Search the records that follow and extract every line containing the string "first".

[Extracts from a graphics dataset]
===============
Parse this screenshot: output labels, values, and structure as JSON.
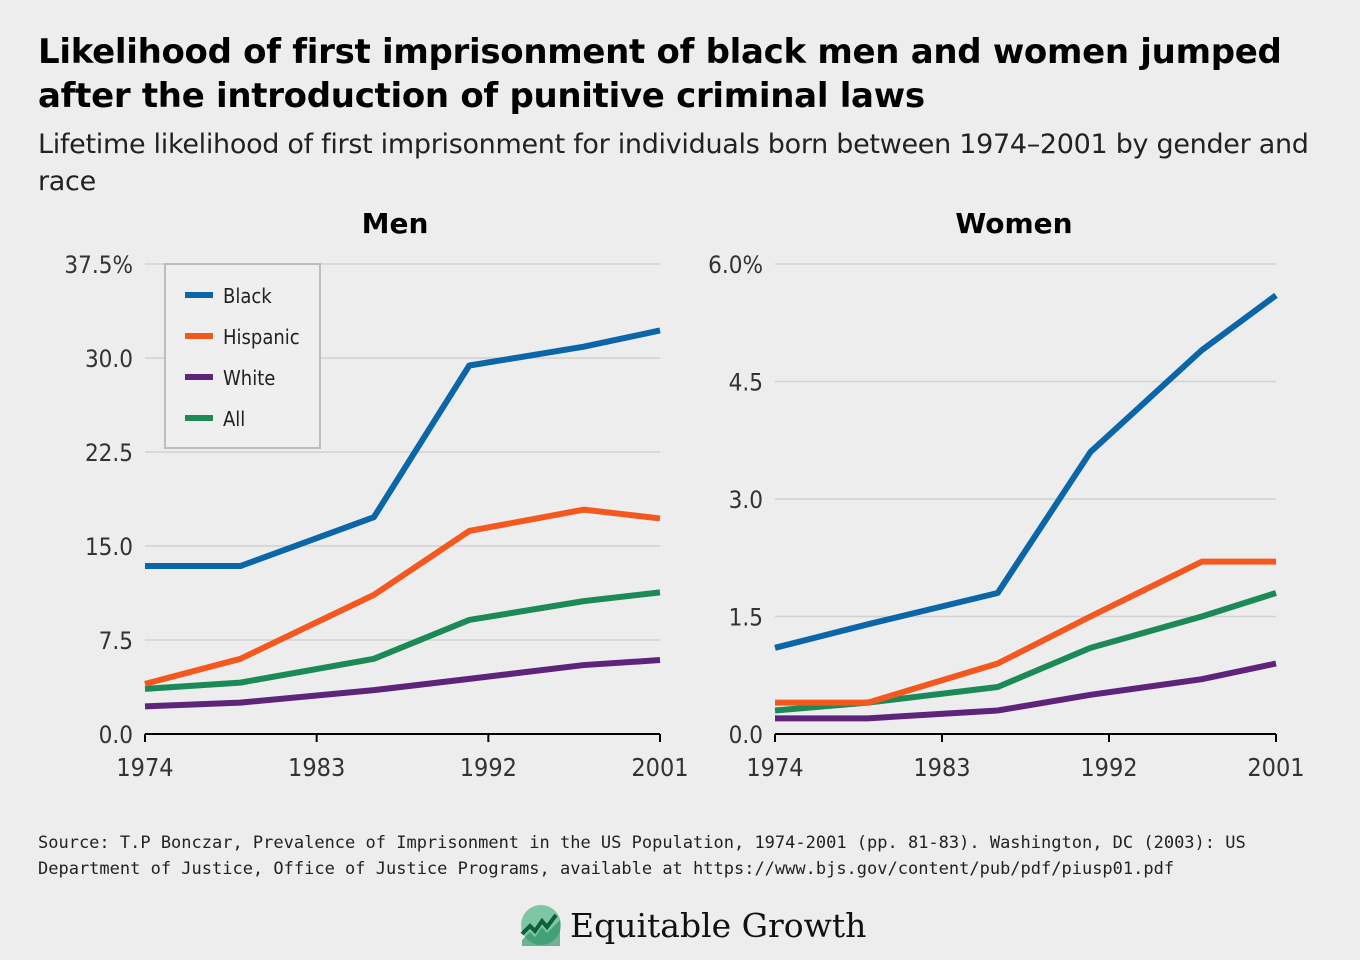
{
  "title": "Likelihood of first imprisonment of black men and women jumped after the introduction of punitive criminal laws",
  "subtitle": "Lifetime likelihood of first imprisonment for individuals born between 1974–2001 by gender and race",
  "source": "Source: T.P Bonczar, Prevalence of Imprisonment in the US Population, 1974-2001 (pp. 81-83). Washington, DC (2003): US Department of Justice, Office of Justice Programs, available at https://www.bjs.gov/content/pub/pdf/piusp01.pdf",
  "logo": {
    "text": "Equitable Growth",
    "icon": "equitable-growth-logo-icon"
  },
  "colors": {
    "Black": "#0a66a8",
    "Hispanic": "#f4581f",
    "White": "#5e237a",
    "All": "#1b8a57"
  },
  "chart_data": [
    {
      "type": "line",
      "title": "Men",
      "x": [
        1974,
        1979,
        1986,
        1991,
        1997,
        2001
      ],
      "xticks": [
        "1974",
        "1983",
        "1992",
        "2001"
      ],
      "yticks": [
        "0.0",
        "7.5",
        "15.0",
        "22.5",
        "30.0",
        "37.5%"
      ],
      "ylim": [
        0,
        37.5
      ],
      "xlim": [
        1974,
        2001
      ],
      "grid": true,
      "legend": {
        "placement": "top-left",
        "entries": [
          "Black",
          "Hispanic",
          "White",
          "All"
        ]
      },
      "series": [
        {
          "name": "Black",
          "values": [
            13.4,
            13.4,
            17.3,
            29.4,
            30.9,
            32.2
          ]
        },
        {
          "name": "Hispanic",
          "values": [
            4.0,
            6.0,
            11.1,
            16.2,
            17.9,
            17.2
          ]
        },
        {
          "name": "White",
          "values": [
            2.2,
            2.5,
            3.5,
            4.4,
            5.5,
            5.9
          ]
        },
        {
          "name": "All",
          "values": [
            3.6,
            4.1,
            6.0,
            9.1,
            10.6,
            11.3
          ]
        }
      ]
    },
    {
      "type": "line",
      "title": "Women",
      "x": [
        1974,
        1979,
        1986,
        1991,
        1997,
        2001
      ],
      "xticks": [
        "1974",
        "1983",
        "1992",
        "2001"
      ],
      "yticks": [
        "0.0",
        "1.5",
        "3.0",
        "4.5",
        "6.0%"
      ],
      "ylim": [
        0,
        6.0
      ],
      "xlim": [
        1974,
        2001
      ],
      "grid": true,
      "series": [
        {
          "name": "Black",
          "values": [
            1.1,
            1.4,
            1.8,
            3.6,
            4.9,
            5.6
          ]
        },
        {
          "name": "Hispanic",
          "values": [
            0.4,
            0.4,
            0.9,
            1.5,
            2.2,
            2.2
          ]
        },
        {
          "name": "White",
          "values": [
            0.2,
            0.2,
            0.3,
            0.5,
            0.7,
            0.9
          ]
        },
        {
          "name": "All",
          "values": [
            0.3,
            0.4,
            0.6,
            1.1,
            1.5,
            1.8
          ]
        }
      ]
    }
  ]
}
===============
* [Exercise response]:
  "title": "Likelihood of first imprisonment of black men and women jumped after the introduction of punitive criminal laws",
  "subtitle": "Lifetime likelihood of first imprisonment for individuals born between 1974–2001 by gender and race",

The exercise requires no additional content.